> _DATASET_
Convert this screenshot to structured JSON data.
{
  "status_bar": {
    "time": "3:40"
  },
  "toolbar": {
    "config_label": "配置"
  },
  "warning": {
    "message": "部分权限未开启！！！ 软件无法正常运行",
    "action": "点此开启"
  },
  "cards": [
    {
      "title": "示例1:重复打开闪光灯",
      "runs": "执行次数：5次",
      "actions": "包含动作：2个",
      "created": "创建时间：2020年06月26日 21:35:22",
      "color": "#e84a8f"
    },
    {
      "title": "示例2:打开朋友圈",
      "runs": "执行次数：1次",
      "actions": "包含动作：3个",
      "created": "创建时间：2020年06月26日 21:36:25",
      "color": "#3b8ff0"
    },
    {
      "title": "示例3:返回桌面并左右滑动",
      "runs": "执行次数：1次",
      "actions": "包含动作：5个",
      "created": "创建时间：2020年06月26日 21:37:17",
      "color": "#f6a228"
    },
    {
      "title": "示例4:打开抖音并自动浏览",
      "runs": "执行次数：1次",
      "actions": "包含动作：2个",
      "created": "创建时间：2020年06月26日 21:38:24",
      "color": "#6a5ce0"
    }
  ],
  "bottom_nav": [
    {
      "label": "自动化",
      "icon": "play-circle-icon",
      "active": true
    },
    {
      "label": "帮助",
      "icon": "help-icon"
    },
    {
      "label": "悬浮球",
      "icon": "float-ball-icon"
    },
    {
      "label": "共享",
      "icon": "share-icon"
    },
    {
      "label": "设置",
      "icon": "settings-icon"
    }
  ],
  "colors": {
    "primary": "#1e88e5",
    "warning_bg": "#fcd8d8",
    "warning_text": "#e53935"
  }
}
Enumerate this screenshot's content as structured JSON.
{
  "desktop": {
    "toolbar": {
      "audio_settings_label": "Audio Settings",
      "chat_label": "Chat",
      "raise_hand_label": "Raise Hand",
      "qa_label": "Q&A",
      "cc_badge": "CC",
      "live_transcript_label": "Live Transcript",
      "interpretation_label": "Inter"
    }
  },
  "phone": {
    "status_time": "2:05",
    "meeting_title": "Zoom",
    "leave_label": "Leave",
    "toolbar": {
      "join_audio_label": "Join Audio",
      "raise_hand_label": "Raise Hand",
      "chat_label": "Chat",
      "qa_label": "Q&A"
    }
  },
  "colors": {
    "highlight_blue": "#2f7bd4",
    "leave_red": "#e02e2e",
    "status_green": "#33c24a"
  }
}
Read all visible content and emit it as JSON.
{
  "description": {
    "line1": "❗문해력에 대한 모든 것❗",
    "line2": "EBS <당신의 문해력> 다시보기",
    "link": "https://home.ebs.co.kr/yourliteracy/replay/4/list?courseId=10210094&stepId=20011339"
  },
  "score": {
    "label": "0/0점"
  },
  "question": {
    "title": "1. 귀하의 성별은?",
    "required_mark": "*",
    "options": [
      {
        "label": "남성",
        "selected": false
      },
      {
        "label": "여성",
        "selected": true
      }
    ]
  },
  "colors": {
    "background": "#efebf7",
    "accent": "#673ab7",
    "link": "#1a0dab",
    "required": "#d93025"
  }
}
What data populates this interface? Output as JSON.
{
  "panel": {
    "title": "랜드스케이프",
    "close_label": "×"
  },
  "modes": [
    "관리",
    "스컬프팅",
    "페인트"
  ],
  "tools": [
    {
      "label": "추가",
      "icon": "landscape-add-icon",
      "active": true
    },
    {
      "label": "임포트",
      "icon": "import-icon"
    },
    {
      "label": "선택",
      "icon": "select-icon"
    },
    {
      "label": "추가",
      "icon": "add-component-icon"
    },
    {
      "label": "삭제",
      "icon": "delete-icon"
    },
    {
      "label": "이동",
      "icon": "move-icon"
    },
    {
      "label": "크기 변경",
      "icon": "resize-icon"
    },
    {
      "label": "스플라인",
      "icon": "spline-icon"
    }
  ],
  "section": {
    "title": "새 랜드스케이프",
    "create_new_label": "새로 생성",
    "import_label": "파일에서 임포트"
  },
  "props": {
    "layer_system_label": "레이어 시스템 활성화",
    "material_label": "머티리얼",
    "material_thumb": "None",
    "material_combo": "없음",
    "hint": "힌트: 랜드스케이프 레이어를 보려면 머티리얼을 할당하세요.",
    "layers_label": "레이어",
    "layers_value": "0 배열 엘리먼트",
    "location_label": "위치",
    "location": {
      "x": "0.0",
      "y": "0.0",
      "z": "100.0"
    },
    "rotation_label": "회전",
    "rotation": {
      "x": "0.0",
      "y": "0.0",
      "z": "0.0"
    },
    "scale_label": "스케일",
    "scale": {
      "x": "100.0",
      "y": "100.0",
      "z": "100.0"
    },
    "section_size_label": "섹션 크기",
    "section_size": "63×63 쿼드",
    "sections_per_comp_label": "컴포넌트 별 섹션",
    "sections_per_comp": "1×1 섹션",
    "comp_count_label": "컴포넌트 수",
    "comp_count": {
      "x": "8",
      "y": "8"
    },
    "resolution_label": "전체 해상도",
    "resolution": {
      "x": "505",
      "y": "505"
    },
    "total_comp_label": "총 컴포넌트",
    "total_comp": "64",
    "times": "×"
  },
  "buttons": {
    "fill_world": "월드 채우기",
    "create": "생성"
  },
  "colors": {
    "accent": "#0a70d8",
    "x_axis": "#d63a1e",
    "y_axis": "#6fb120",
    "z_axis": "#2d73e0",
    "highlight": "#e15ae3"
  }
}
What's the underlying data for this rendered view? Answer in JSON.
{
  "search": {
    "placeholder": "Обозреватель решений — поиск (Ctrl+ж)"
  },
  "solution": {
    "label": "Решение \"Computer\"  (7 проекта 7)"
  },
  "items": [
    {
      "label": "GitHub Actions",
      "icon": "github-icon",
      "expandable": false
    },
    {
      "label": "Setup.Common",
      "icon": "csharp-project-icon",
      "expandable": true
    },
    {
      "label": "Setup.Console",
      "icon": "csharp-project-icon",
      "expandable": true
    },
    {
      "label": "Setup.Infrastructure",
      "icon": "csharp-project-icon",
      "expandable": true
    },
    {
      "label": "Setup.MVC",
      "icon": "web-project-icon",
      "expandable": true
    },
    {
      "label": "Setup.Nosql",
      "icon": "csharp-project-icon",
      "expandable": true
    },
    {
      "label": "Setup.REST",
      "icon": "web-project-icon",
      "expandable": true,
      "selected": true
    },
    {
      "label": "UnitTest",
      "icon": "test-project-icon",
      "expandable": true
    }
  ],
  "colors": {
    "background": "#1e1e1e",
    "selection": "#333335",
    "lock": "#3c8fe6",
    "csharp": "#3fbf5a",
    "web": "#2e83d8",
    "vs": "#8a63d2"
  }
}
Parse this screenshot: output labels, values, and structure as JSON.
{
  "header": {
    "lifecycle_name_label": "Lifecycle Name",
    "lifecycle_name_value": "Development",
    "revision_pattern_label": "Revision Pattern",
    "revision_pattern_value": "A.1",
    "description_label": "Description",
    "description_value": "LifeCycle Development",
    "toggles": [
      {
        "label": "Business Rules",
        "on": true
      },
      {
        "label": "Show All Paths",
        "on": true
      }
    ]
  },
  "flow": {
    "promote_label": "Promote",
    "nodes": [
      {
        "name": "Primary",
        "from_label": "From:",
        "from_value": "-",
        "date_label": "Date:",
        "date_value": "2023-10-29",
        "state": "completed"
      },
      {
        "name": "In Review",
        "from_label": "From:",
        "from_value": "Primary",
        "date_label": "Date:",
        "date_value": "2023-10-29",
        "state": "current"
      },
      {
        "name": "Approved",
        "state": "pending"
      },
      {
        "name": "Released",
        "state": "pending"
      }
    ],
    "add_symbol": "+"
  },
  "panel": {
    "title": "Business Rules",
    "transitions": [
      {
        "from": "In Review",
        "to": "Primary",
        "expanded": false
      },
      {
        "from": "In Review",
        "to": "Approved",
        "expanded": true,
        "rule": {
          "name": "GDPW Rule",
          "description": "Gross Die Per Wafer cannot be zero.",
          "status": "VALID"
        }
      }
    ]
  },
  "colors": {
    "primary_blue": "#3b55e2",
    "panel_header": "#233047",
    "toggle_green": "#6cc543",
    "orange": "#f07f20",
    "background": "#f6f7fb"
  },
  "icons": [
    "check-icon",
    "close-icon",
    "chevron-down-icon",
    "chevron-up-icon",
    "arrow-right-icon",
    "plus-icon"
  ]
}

> _EXERCISE PROMPT_
Give only the number of lines in the material above that include the word "this".

> _WRITTEN SOLUTION_
5